§ **Exercise prompt**:
Your task is to copy the listing exactly. Drop any pictures from the copy.
::: Entries provided :::
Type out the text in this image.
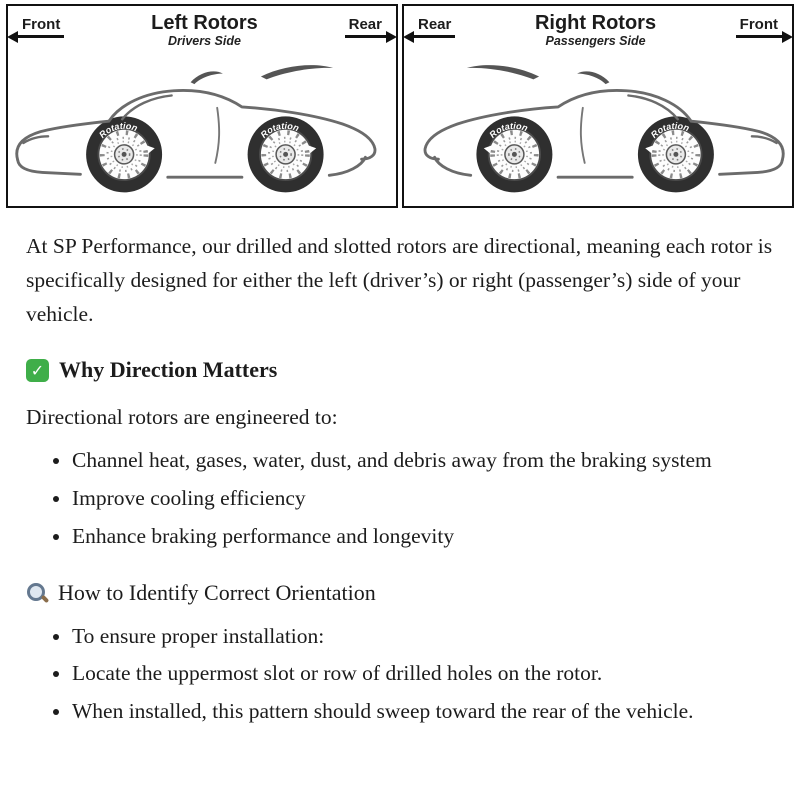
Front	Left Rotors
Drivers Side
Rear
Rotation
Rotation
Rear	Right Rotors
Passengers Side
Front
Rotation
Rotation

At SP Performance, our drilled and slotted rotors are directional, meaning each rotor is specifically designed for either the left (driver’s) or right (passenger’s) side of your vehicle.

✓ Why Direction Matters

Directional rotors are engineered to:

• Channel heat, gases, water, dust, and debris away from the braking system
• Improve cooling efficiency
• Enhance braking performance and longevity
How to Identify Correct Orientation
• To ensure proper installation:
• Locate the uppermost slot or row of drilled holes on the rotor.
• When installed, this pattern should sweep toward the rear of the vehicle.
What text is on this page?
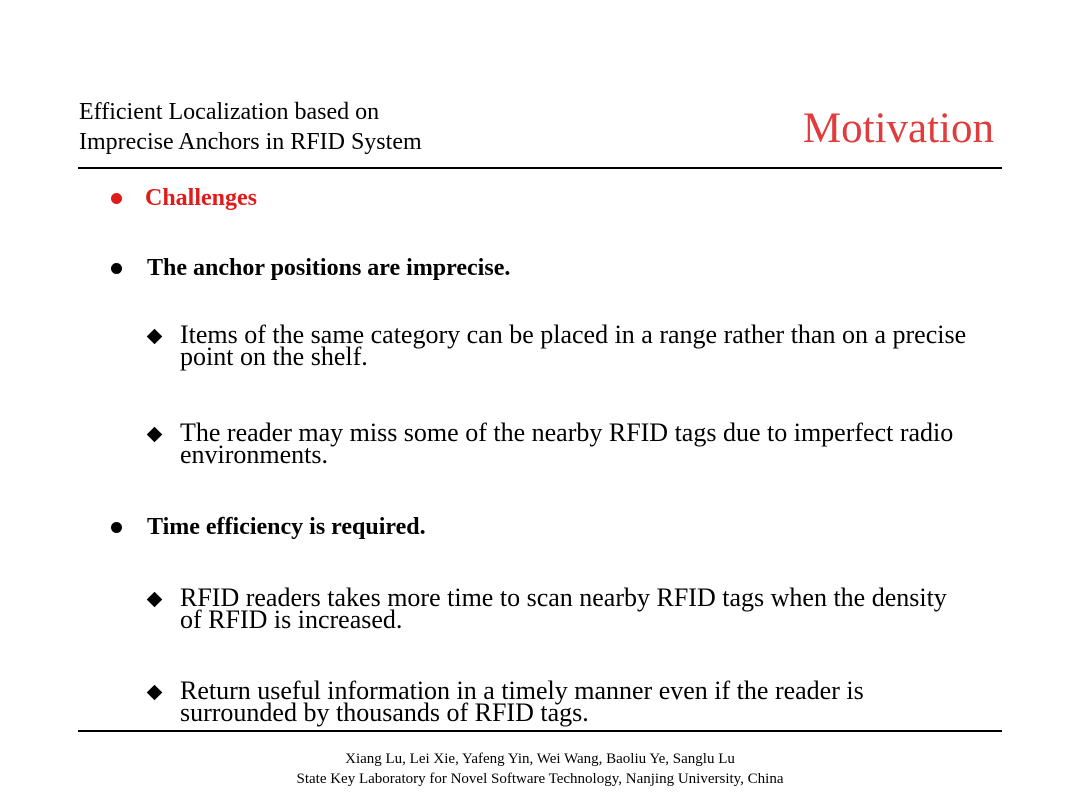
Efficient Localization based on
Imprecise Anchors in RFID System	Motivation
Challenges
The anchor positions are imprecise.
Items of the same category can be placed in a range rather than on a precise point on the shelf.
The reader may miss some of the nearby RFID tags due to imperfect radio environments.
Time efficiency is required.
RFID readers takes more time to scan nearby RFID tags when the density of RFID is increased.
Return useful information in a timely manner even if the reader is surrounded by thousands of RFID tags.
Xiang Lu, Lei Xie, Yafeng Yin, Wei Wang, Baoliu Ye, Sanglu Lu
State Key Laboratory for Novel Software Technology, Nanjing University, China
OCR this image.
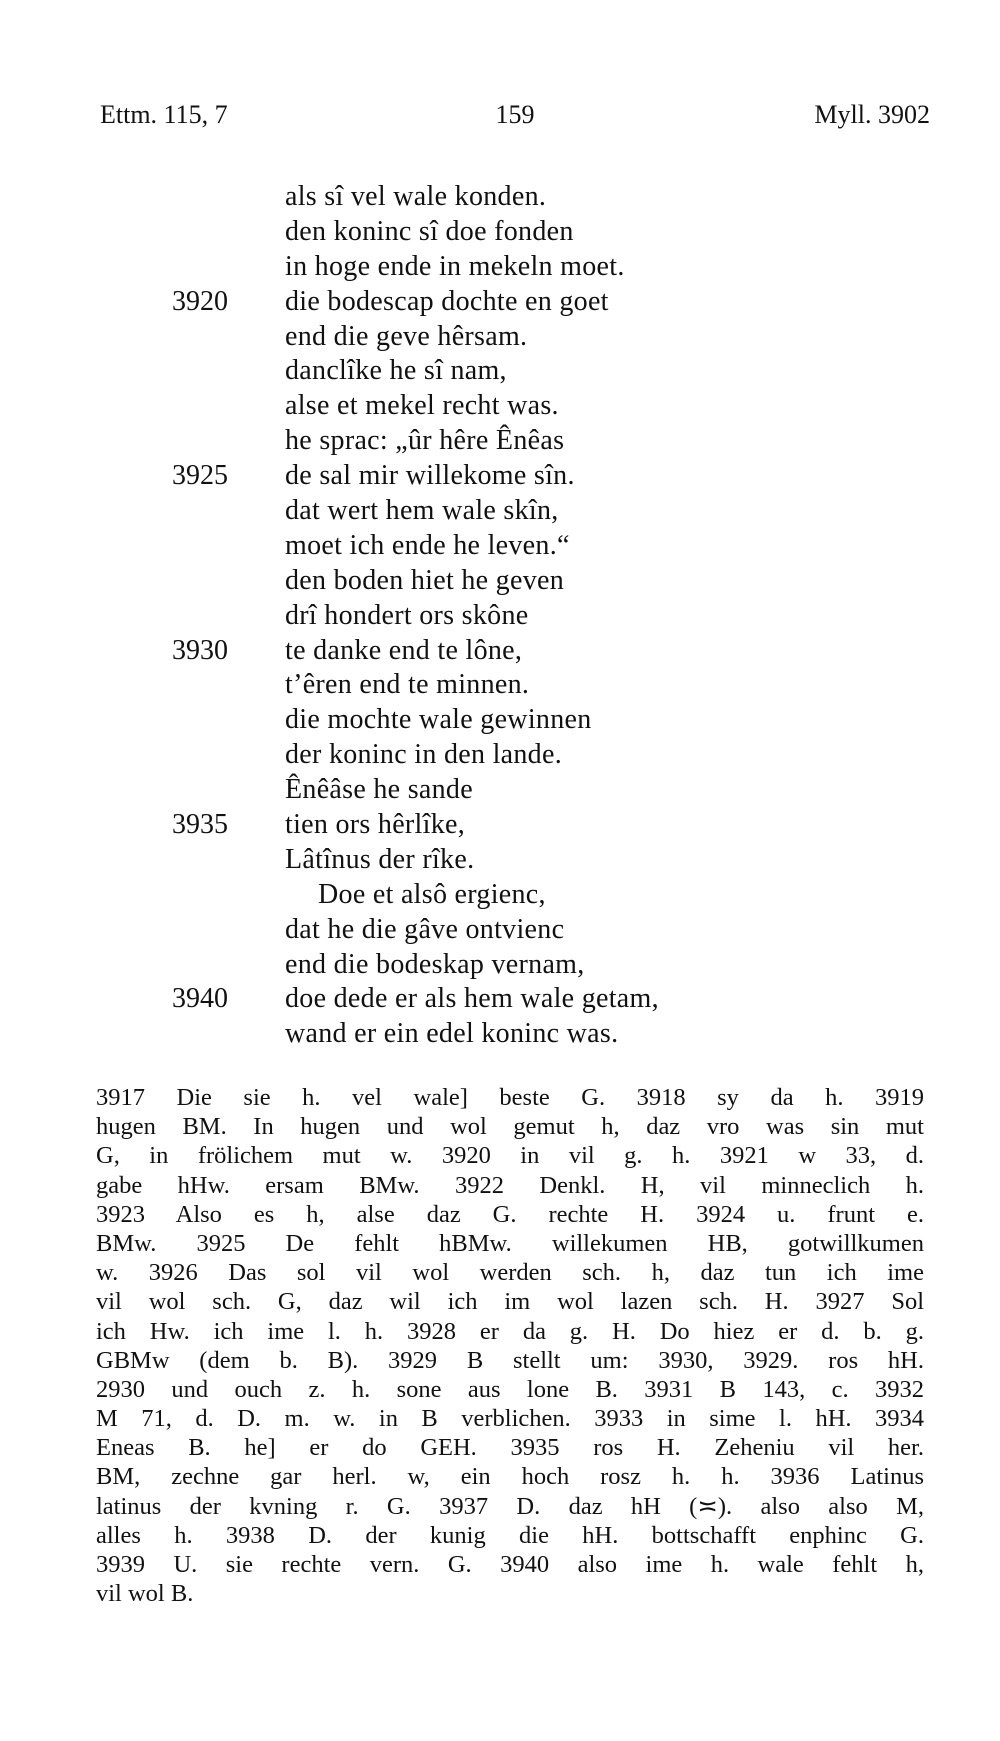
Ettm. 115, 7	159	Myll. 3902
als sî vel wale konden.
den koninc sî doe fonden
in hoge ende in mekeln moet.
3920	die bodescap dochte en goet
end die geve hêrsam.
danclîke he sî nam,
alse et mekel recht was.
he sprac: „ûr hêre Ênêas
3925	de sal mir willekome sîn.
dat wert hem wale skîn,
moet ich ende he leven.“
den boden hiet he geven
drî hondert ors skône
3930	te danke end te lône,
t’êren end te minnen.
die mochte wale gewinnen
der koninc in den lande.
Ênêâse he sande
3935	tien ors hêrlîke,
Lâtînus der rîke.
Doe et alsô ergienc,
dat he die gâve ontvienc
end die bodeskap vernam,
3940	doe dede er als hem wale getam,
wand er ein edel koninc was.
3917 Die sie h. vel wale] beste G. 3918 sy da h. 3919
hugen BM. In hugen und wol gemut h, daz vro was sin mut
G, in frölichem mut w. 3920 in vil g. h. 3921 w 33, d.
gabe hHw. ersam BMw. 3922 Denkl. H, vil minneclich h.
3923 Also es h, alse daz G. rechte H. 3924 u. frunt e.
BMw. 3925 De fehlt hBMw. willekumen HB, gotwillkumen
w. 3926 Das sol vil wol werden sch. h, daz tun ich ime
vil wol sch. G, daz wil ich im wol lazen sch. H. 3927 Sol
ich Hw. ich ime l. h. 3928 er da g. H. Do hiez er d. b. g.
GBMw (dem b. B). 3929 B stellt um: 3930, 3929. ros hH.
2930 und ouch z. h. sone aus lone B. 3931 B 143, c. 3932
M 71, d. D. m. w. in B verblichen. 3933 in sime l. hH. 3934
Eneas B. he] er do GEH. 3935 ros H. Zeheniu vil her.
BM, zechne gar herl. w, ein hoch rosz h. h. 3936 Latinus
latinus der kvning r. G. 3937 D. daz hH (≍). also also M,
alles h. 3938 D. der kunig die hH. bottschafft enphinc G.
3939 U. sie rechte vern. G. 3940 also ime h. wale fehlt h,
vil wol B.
:::
§ **Solution**:
Type out the text in this image.
Front	Left Rotors
Drivers Side
Rear
Rotation
Rotation
Rear	Right Rotors
Passengers Side
Front
Rotation
Rotation

At SP Performance, our drilled and slotted rotors are directional, meaning each rotor is specifically designed for either the left (driver’s) or right (passenger’s) side of your vehicle.

✓ Why Direction Matters

Directional rotors are engineered to:

• Channel heat, gases, water, dust, and debris away from the braking system
• Improve cooling efficiency
• Enhance braking performance and longevity
How to Identify Correct Orientation
• To ensure proper installation:
• Locate the uppermost slot or row of drilled holes on the rotor.
• When installed, this pattern should sweep toward the rear of the vehicle.
What text is on this page?
Efficient Localization based on
Imprecise Anchors in RFID System	Motivation
Challenges
The anchor positions are imprecise.
Items of the same category can be placed in a range rather than on a precise point on the shelf.
The reader may miss some of the nearby RFID tags due to imperfect radio environments.
Time efficiency is required.
RFID readers takes more time to scan nearby RFID tags when the density of RFID is increased.
Return useful information in a timely manner even if the reader is surrounded by thousands of RFID tags.
Xiang Lu, Lei Xie, Yafeng Yin, Wei Wang, Baoliu Ye, Sanglu Lu
State Key Laboratory for Novel Software Technology, Nanjing University, China
OCR this image.
Ettm. 115, 7	159	Myll. 3902
als sî vel wale konden.
den koninc sî doe fonden
in hoge ende in mekeln moet.
3920	die bodescap dochte en goet
end die geve hêrsam.
danclîke he sî nam,
alse et mekel recht was.
he sprac: „ûr hêre Ênêas
3925	de sal mir willekome sîn.
dat wert hem wale skîn,
moet ich ende he leven.“
den boden hiet he geven
drî hondert ors skône
3930	te danke end te lône,
t’êren end te minnen.
die mochte wale gewinnen
der koninc in den lande.
Ênêâse he sande
3935	tien ors hêrlîke,
Lâtînus der rîke.
Doe et alsô ergienc,
dat he die gâve ontvienc
end die bodeskap vernam,
3940	doe dede er als hem wale getam,
wand er ein edel koninc was.
3917 Die sie h. vel wale] beste G. 3918 sy da h. 3919
hugen BM. In hugen und wol gemut h, daz vro was sin mut
G, in frölichem mut w. 3920 in vil g. h. 3921 w 33, d.
gabe hHw. ersam BMw. 3922 Denkl. H, vil minneclich h.
3923 Also es h, alse daz G. rechte H. 3924 u. frunt e.
BMw. 3925 De fehlt hBMw. willekumen HB, gotwillkumen
w. 3926 Das sol vil wol werden sch. h, daz tun ich ime
vil wol sch. G, daz wil ich im wol lazen sch. H. 3927 Sol
ich Hw. ich ime l. h. 3928 er da g. H. Do hiez er d. b. g.
GBMw (dem b. B). 3929 B stellt um: 3930, 3929. ros hH.
2930 und ouch z. h. sone aus lone B. 3931 B 143, c. 3932
M 71, d. D. m. w. in B verblichen. 3933 in sime l. hH. 3934
Eneas B. he] er do GEH. 3935 ros H. Zeheniu vil her.
BM, zechne gar herl. w, ein hoch rosz h. h. 3936 Latinus
latinus der kvning r. G. 3937 D. daz hH (≍). also also M,
alles h. 3938 D. der kunig die hH. bottschafft enphinc G.
3939 U. sie rechte vern. G. 3940 also ime h. wale fehlt h,
vil wol B.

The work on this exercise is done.